The problem ▸ Starting at the top of the items and stopping after the line that contains "- cell-sex[interactable]: M: [357, 317, 398, 332]", write those lines out again with every "cell-activity" renamed to "cell-service" and all else unchanged.

Source records ▸
■ ■ ■ ■ ■ ■ ■

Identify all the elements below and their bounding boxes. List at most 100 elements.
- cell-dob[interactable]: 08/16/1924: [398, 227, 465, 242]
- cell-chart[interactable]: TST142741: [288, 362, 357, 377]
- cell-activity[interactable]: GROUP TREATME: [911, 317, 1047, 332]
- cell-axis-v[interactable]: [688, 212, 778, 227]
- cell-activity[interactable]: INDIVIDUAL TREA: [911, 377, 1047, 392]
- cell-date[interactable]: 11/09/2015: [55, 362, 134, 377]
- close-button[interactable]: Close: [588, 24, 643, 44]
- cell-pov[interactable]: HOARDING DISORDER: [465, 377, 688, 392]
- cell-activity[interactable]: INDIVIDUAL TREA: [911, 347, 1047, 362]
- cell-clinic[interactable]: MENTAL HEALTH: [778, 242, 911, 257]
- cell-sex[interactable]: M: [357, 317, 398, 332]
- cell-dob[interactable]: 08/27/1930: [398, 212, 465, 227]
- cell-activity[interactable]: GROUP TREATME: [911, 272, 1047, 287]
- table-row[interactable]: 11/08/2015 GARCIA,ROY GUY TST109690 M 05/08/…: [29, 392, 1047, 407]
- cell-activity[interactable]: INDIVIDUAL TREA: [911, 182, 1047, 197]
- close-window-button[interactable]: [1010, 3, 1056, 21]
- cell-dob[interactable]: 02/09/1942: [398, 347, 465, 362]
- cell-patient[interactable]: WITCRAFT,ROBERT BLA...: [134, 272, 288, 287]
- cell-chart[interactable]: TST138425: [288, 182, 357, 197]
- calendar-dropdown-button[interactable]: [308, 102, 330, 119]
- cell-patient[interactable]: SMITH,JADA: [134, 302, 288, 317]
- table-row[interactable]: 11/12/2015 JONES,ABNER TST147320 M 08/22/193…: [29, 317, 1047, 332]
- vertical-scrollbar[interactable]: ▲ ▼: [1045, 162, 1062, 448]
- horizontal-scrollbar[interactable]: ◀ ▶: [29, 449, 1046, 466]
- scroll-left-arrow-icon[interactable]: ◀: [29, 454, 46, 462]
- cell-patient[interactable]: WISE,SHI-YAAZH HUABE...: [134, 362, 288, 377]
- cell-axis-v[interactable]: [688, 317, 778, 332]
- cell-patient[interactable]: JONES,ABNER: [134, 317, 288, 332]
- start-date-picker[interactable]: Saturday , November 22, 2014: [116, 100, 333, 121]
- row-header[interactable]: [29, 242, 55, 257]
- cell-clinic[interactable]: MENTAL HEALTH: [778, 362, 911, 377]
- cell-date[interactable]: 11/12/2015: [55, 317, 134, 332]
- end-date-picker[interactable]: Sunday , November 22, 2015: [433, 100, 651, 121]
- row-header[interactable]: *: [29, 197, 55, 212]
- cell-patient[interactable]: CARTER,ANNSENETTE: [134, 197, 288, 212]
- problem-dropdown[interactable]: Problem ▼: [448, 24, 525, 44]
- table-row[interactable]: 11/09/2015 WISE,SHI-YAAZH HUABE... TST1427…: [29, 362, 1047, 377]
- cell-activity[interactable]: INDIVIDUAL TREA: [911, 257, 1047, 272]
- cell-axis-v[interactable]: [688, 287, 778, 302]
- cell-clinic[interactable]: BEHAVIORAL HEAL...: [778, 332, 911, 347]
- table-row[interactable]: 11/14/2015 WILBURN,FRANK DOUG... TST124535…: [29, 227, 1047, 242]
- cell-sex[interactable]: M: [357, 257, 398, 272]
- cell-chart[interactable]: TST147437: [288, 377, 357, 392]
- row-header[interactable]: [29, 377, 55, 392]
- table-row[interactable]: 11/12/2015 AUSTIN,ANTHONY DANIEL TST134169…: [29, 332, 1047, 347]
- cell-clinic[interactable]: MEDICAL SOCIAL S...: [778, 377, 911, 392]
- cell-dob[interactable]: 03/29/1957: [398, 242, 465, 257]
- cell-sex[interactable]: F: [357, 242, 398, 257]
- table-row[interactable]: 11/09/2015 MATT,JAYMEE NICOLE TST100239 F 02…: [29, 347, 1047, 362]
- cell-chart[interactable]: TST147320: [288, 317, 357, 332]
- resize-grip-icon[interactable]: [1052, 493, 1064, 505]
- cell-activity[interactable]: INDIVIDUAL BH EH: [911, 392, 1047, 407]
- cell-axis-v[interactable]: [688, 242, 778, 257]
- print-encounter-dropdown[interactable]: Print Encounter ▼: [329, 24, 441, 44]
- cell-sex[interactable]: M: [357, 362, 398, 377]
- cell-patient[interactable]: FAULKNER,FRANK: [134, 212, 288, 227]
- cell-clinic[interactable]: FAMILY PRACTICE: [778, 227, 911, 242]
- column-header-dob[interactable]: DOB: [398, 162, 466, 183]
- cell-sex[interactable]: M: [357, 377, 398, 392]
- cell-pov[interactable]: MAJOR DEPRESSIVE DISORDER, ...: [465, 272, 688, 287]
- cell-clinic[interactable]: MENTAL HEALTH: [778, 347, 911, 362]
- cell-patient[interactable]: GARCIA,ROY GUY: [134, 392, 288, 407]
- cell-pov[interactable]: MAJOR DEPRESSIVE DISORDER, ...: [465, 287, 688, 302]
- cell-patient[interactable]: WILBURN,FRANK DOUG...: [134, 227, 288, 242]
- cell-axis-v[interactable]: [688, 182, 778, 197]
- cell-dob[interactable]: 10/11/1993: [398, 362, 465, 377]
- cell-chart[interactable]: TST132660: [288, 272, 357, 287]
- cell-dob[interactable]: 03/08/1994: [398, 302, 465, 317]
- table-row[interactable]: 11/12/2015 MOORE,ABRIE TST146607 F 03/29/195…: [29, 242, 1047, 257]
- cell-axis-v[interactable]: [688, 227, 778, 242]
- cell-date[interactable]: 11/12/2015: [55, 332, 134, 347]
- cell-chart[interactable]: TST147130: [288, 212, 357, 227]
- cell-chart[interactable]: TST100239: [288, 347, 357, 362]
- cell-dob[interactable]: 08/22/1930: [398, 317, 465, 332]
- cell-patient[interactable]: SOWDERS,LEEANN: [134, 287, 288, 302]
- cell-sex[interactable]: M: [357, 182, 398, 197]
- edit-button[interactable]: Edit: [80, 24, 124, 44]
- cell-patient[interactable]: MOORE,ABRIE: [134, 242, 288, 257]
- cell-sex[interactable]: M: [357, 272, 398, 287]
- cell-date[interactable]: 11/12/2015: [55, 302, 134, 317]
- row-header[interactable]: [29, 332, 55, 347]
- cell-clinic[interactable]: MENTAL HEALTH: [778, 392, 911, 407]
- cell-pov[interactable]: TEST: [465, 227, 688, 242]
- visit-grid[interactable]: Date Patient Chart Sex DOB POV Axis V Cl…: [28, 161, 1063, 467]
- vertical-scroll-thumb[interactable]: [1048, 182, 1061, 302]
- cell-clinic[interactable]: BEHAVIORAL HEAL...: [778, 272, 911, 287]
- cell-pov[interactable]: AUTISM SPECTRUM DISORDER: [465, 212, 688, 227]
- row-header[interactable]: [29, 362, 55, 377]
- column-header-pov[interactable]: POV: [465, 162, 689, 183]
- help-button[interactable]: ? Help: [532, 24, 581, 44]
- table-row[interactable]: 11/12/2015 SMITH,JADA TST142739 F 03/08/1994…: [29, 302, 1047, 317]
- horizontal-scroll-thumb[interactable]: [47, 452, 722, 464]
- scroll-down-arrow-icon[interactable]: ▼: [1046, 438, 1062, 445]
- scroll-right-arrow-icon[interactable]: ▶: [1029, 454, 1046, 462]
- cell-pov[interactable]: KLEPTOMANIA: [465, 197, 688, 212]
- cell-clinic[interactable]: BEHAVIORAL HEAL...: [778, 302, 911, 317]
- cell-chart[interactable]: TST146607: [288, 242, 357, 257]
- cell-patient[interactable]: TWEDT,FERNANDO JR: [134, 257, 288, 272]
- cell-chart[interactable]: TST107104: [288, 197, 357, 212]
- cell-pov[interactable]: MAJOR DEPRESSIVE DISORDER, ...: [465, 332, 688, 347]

■ ■ ■ ■ ■ ■ ■

Final answer ▸
Identify all the elements below and their bounding boxes. List at most 100 elements.
- cell-dob[interactable]: 08/16/1924: [398, 227, 465, 242]
- cell-chart[interactable]: TST142741: [288, 362, 357, 377]
- cell-service[interactable]: GROUP TREATME: [911, 317, 1047, 332]
- cell-axis-v[interactable]: [688, 212, 778, 227]
- cell-service[interactable]: INDIVIDUAL TREA: [911, 377, 1047, 392]
- cell-date[interactable]: 11/09/2015: [55, 362, 134, 377]
- close-button[interactable]: Close: [588, 24, 643, 44]
- cell-pov[interactable]: HOARDING DISORDER: [465, 377, 688, 392]
- cell-service[interactable]: INDIVIDUAL TREA: [911, 347, 1047, 362]
- cell-clinic[interactable]: MENTAL HEALTH: [778, 242, 911, 257]
- cell-sex[interactable]: M: [357, 317, 398, 332]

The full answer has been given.